══ RECORDED INFORMATION ══
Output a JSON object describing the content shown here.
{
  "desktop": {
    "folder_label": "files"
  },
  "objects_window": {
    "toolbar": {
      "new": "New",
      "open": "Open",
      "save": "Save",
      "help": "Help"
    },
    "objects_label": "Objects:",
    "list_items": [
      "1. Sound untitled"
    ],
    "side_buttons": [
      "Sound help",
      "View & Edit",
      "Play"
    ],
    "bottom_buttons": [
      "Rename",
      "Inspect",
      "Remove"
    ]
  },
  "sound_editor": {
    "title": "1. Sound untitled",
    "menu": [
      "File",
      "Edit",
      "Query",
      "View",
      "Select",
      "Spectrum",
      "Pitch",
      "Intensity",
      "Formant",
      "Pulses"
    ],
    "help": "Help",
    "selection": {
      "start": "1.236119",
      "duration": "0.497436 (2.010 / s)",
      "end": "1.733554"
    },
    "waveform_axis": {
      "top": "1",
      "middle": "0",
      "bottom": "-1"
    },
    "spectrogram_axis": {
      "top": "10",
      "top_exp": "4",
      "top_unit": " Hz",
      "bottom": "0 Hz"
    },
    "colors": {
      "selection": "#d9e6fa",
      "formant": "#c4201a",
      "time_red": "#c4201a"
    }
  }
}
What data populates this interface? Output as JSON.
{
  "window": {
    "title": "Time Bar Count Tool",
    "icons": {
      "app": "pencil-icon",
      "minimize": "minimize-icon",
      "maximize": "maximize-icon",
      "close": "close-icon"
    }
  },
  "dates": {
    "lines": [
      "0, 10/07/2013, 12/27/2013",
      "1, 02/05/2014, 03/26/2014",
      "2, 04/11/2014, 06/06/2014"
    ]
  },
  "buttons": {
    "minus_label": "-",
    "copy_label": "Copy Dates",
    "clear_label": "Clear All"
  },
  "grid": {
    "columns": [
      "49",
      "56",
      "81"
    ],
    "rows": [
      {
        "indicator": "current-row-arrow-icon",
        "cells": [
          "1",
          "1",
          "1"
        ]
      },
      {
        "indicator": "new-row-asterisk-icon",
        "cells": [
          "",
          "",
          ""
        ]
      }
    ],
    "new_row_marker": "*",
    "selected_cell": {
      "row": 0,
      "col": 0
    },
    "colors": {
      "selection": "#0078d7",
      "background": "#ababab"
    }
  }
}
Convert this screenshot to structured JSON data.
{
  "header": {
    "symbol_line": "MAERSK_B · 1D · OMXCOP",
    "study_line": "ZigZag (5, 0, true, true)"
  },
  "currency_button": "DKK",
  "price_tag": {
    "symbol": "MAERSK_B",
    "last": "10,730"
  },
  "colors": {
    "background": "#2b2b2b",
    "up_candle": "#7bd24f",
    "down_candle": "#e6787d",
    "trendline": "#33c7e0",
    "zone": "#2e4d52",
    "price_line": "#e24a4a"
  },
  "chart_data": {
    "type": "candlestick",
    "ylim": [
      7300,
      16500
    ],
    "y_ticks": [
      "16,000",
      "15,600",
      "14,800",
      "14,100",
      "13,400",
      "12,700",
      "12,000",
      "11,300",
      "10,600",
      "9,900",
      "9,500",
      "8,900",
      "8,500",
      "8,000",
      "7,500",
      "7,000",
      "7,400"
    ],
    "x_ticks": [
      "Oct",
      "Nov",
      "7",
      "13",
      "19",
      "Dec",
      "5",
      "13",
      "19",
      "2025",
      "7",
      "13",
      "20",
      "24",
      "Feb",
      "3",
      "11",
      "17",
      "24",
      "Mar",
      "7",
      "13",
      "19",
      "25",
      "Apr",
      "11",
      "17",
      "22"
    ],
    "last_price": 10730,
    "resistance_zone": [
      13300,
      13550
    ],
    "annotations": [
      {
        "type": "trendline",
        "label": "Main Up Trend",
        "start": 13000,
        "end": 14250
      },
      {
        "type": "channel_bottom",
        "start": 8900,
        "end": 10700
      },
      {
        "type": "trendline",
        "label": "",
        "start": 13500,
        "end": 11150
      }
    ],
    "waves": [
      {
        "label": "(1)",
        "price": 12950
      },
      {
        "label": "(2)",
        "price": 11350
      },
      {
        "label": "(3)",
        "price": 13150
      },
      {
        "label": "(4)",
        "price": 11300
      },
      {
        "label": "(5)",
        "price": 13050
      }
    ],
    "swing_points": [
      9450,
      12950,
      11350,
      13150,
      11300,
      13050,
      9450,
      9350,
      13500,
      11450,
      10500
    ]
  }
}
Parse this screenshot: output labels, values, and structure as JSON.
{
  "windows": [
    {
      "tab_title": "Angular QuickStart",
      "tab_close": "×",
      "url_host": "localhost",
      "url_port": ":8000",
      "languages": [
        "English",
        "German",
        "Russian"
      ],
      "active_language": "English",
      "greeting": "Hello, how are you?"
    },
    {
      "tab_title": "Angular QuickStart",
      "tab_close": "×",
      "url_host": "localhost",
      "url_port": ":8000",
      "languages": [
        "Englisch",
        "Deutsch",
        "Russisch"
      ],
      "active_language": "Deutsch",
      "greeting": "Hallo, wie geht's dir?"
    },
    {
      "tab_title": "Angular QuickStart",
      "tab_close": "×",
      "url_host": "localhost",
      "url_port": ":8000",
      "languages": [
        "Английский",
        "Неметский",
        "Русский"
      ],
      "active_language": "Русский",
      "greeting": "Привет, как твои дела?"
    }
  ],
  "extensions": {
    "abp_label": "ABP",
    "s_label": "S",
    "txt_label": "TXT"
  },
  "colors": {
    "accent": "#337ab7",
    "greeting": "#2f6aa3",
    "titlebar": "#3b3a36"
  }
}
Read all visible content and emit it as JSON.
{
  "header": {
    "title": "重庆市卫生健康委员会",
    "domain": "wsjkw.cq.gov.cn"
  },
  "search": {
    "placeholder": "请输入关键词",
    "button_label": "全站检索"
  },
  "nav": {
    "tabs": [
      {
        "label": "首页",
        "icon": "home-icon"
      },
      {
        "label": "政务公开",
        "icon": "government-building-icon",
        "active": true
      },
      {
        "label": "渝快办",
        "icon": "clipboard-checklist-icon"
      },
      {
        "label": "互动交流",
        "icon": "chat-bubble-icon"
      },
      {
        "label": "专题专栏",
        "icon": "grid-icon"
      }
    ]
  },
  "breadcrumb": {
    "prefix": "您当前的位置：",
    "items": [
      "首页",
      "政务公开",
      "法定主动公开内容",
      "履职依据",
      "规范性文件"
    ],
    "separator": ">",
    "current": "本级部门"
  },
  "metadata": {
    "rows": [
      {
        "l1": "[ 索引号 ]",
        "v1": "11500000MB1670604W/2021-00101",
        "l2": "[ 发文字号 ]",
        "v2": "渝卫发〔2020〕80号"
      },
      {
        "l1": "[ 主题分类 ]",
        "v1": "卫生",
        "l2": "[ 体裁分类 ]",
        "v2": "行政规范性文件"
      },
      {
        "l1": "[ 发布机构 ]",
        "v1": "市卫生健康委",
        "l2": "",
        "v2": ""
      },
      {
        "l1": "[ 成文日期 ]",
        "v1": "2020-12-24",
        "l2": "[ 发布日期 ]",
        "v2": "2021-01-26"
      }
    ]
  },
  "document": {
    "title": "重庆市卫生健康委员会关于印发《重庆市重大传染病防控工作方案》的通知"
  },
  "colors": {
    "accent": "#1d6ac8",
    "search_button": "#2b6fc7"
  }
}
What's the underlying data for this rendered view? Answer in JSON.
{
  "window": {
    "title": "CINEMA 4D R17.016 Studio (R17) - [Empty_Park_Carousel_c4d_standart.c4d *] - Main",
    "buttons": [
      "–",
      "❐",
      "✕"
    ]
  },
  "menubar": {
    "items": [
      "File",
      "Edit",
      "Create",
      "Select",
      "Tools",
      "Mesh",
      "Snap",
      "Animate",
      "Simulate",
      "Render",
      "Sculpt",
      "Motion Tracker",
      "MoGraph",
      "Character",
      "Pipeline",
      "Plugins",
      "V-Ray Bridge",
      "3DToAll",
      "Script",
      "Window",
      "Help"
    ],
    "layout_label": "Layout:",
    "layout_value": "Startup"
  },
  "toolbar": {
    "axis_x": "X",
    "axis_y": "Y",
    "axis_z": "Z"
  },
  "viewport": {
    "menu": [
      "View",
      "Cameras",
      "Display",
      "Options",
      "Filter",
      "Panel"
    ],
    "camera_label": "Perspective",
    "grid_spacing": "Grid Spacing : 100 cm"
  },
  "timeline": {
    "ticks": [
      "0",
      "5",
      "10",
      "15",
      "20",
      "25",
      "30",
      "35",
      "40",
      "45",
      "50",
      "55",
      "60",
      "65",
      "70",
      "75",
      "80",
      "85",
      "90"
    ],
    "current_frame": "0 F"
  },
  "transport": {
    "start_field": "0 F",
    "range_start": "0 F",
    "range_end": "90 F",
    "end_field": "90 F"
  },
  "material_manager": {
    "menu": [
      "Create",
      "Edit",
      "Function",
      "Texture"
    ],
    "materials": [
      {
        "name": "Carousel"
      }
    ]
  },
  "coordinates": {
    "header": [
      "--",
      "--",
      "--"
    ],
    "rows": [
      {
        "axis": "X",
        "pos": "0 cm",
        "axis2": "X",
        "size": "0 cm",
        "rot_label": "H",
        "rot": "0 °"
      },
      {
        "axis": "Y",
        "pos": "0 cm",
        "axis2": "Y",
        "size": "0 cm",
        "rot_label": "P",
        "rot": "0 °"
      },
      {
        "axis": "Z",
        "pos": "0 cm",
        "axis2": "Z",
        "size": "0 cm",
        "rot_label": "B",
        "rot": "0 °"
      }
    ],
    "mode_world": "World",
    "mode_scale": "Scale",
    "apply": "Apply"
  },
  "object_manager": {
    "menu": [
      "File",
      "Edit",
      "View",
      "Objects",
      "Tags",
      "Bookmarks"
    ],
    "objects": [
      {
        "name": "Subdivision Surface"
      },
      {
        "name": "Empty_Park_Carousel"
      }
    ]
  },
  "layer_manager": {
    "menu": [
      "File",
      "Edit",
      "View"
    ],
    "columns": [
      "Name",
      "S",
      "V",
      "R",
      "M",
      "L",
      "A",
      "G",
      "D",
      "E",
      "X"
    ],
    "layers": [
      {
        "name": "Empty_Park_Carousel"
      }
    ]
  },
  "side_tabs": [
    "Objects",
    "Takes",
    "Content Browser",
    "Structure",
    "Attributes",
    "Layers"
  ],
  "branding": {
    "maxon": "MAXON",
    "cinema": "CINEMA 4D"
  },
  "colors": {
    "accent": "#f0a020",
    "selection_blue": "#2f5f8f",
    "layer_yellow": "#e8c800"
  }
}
═══
Which lines hold the string "this"? List them all.

What data populates this interface? Output as JSON.
Convert this screenshot to structured JSON data.
Parse this screenshot: output labels, values, and structure as JSON.
What's the underlying data for this rendered view? Answer in JSON.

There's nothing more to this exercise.